*EXERCISE INSTRUCTIONS:* The data follows this line. Copy verbatim the line with "Parse this screenshot: output" and each line after it to the end.

(Records that describe figures)
§

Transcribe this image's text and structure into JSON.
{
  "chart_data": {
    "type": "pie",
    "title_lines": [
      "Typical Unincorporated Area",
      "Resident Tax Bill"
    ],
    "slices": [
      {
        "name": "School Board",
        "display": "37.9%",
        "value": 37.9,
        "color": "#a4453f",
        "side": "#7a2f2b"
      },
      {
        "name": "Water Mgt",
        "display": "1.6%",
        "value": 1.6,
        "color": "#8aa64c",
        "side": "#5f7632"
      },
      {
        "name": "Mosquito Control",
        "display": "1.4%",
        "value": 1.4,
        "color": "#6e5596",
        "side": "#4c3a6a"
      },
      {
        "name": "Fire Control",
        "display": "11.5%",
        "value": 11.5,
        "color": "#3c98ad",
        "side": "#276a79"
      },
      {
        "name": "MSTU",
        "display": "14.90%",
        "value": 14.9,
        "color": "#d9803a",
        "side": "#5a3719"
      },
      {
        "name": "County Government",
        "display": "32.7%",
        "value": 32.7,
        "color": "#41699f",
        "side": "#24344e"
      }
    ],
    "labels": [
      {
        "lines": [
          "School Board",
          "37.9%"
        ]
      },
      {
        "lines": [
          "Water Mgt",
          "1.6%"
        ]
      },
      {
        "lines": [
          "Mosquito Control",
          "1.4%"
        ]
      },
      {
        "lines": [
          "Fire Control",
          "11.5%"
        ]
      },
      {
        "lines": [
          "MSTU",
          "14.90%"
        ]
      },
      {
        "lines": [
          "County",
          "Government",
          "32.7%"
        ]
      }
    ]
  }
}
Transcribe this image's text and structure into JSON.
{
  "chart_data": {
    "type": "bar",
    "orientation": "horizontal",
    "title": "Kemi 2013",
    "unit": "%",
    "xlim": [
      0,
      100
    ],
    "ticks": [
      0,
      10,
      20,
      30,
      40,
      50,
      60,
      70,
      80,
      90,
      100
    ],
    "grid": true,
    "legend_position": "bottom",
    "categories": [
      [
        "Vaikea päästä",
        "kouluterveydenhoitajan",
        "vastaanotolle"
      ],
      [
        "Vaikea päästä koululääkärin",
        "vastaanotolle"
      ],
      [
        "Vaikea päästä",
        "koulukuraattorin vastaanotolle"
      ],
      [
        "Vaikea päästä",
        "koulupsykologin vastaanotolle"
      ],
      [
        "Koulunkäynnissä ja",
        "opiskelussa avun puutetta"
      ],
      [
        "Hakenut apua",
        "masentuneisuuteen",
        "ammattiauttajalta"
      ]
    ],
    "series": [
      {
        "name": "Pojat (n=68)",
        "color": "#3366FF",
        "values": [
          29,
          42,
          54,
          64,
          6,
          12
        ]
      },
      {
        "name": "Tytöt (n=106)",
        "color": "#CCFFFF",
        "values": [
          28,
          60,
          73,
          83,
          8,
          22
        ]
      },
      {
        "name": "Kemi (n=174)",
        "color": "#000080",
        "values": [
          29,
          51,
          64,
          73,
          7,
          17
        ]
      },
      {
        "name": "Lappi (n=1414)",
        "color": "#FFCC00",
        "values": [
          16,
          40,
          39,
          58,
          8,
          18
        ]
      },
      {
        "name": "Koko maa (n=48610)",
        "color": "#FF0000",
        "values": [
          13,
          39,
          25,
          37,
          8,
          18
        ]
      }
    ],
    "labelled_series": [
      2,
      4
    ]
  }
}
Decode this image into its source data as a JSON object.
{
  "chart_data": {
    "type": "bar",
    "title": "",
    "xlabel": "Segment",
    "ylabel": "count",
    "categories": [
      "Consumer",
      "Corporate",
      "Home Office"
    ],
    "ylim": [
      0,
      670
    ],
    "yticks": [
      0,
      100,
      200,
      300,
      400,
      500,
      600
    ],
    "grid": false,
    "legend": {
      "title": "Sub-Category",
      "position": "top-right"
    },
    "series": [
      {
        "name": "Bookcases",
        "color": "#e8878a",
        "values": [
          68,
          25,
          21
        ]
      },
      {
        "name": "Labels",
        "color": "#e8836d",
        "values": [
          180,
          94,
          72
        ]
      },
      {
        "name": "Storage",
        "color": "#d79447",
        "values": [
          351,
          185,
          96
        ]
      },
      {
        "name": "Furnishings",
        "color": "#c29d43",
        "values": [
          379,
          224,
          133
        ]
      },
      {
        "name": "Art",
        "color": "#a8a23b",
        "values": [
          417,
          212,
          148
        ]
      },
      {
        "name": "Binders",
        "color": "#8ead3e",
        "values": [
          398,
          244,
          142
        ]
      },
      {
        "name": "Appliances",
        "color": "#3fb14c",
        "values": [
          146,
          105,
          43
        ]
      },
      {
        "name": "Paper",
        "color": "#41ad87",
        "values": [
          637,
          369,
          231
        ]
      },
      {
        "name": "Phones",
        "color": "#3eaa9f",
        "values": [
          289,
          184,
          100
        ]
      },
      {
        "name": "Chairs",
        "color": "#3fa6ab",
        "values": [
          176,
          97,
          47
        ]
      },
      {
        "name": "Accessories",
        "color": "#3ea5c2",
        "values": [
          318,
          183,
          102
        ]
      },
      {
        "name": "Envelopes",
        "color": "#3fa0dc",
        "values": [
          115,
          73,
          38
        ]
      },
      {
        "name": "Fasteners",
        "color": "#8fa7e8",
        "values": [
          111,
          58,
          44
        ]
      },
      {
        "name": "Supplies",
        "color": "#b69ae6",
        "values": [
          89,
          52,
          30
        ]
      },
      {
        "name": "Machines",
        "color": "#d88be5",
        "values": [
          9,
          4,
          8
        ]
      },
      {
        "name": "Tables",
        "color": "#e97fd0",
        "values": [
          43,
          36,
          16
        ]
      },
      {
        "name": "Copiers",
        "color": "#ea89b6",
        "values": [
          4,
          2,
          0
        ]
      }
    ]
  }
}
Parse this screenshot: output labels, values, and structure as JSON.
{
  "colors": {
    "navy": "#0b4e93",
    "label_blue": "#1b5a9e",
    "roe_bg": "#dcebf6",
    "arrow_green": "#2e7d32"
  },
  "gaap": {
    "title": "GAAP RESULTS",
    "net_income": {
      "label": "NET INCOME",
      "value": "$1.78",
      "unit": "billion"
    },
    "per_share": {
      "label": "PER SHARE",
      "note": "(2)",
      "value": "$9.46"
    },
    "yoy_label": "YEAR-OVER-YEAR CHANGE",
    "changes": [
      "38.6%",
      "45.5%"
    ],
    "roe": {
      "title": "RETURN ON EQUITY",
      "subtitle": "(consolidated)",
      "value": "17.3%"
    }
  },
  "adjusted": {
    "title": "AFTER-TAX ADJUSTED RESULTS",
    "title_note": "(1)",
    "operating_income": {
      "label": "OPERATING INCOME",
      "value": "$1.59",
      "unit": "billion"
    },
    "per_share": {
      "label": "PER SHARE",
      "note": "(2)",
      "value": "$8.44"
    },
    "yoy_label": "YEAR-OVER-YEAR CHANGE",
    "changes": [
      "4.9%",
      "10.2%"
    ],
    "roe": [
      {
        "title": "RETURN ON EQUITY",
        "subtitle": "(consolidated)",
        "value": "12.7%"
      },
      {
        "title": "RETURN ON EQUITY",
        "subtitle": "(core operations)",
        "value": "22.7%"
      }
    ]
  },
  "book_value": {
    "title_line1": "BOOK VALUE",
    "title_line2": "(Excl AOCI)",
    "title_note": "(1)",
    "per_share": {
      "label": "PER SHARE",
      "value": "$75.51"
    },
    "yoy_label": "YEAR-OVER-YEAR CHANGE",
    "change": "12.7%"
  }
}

§

*TASK RESULT:*
Parse this screenshot: output labels, values, and structure as JSON.
{
  "colors": {
    "navy": "#0b4e93",
    "label_blue": "#1b5a9e",
    "roe_bg": "#dcebf6",
    "arrow_green": "#2e7d32"
  },
  "gaap": {
    "title": "GAAP RESULTS",
    "net_income": {
      "label": "NET INCOME",
      "value": "$1.78",
      "unit": "billion"
    },
    "per_share": {
      "label": "PER SHARE",
      "note": "(2)",
      "value": "$9.46"
    },
    "yoy_label": "YEAR-OVER-YEAR CHANGE",
    "changes": [
      "38.6%",
      "45.5%"
    ],
    "roe": {
      "title": "RETURN ON EQUITY",
      "subtitle": "(consolidated)",
      "value": "17.3%"
    }
  },
  "adjusted": {
    "title": "AFTER-TAX ADJUSTED RESULTS",
    "title_note": "(1)",
    "operating_income": {
      "label": "OPERATING INCOME",
      "value": "$1.59",
      "unit": "billion"
    },
    "per_share": {
      "label": "PER SHARE",
      "note": "(2)",
      "value": "$8.44"
    },
    "yoy_label": "YEAR-OVER-YEAR CHANGE",
    "changes": [
      "4.9%",
      "10.2%"
    ],
    "roe": [
      {
        "title": "RETURN ON EQUITY",
        "subtitle": "(consolidated)",
        "value": "12.7%"
      },
      {
        "title": "RETURN ON EQUITY",
        "subtitle": "(core operations)",
        "value": "22.7%"
      }
    ]
  },
  "book_value": {
    "title_line1": "BOOK VALUE",
    "title_line2": "(Excl AOCI)",
    "title_note": "(1)",
    "per_share": {
      "label": "PER SHARE",
      "value": "$75.51"
    },
    "yoy_label": "YEAR-OVER-YEAR CHANGE",
    "change": "12.7%"
  }
}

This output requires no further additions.